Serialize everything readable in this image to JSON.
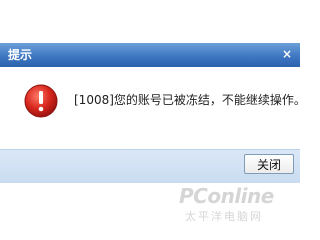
{
  "dialog": {
    "title": "提示",
    "close_glyph": "×",
    "message": "[1008]您的账号已被冻结，不能继续操作。",
    "icon": "error-exclamation-icon",
    "button_label": "关闭"
  },
  "watermark": {
    "main": "PConline",
    "sub": "太平洋电脑网"
  },
  "colors": {
    "title_bar": "#3f78c2",
    "footer": "#d4e3f5",
    "error_red": "#d7261e"
  }
}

____________________

WRITTEN PROBLEM: Please repeat the entries exactly. Do not include the pictures.

RESULT BELOW:
Serialize everything readable in this image to JSON.
{
  "dialog": {
    "title": "提示",
    "close_glyph": "×",
    "message": "[1008]您的账号已被冻结，不能继续操作。",
    "icon": "error-exclamation-icon",
    "button_label": "关闭"
  },
  "watermark": {
    "main": "PConline",
    "sub": "太平洋电脑网"
  },
  "colors": {
    "title_bar": "#3f78c2",
    "footer": "#d4e3f5",
    "error_red": "#d7261e"
  }
}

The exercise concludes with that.